## WORK REQUIRED
Please transcribe the listing below in full and word for word, without its pictures.

## GIVEN RECORDS
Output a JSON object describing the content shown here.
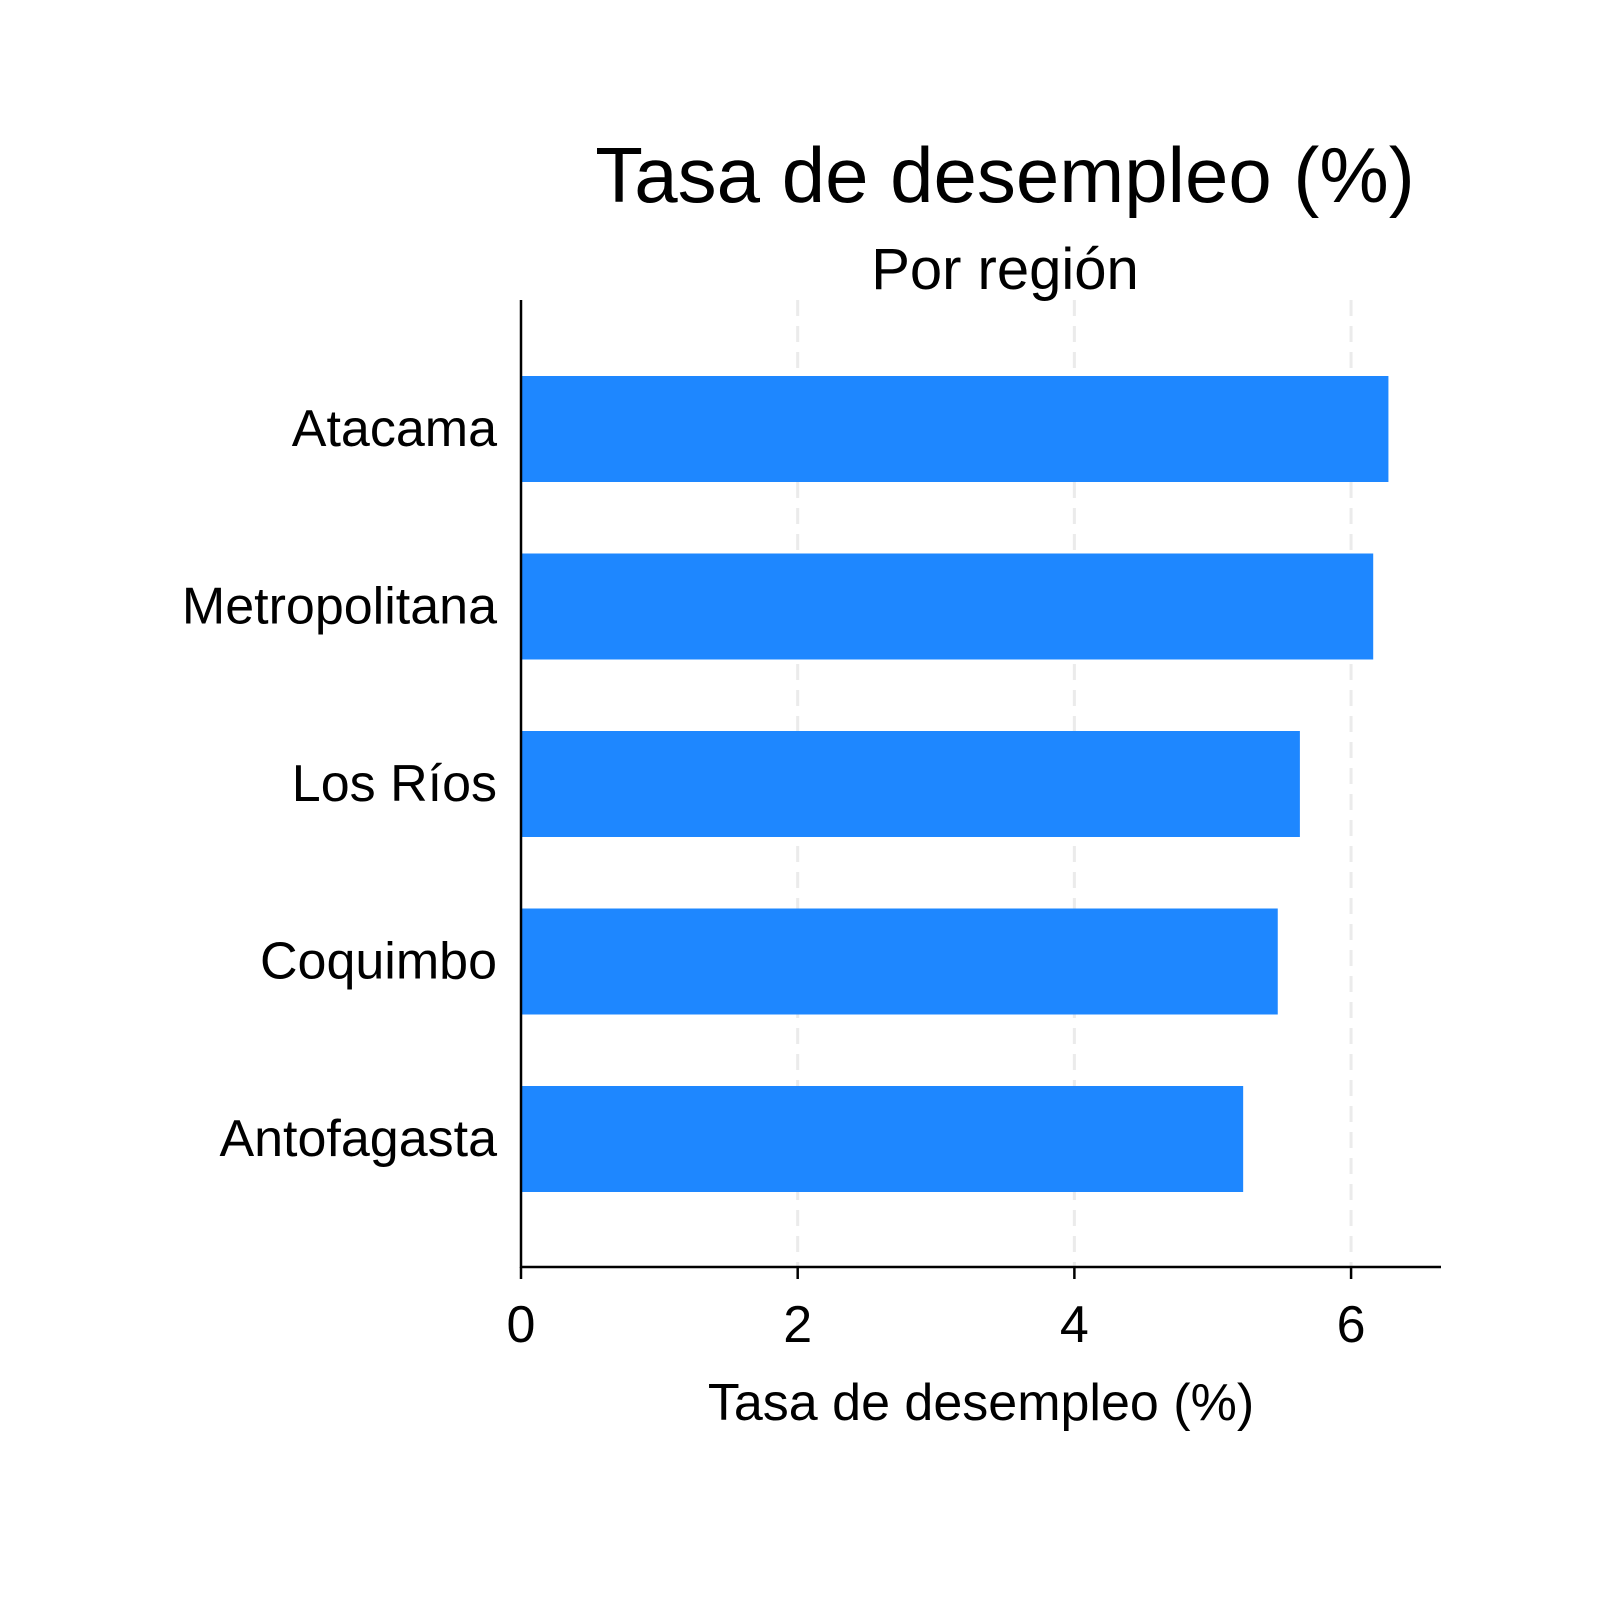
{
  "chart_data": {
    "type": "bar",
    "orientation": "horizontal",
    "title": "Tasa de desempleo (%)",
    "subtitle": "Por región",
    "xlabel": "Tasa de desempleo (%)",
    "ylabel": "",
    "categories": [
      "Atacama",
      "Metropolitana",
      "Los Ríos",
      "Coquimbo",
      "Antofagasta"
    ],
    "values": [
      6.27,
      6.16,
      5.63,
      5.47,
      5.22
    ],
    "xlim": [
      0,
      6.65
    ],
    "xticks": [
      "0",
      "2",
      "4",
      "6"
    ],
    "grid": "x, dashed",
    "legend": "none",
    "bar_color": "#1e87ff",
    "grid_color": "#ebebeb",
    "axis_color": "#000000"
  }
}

## REPLY TO THE TASK
Output a JSON object describing the content shown here.
{
  "chart_data": {
    "type": "bar",
    "orientation": "horizontal",
    "title": "Tasa de desempleo (%)",
    "subtitle": "Por región",
    "xlabel": "Tasa de desempleo (%)",
    "ylabel": "",
    "categories": [
      "Atacama",
      "Metropolitana",
      "Los Ríos",
      "Coquimbo",
      "Antofagasta"
    ],
    "values": [
      6.27,
      6.16,
      5.63,
      5.47,
      5.22
    ],
    "xlim": [
      0,
      6.65
    ],
    "xticks": [
      "0",
      "2",
      "4",
      "6"
    ],
    "grid": "x, dashed",
    "legend": "none",
    "bar_color": "#1e87ff",
    "grid_color": "#ebebeb",
    "axis_color": "#000000"
  }
}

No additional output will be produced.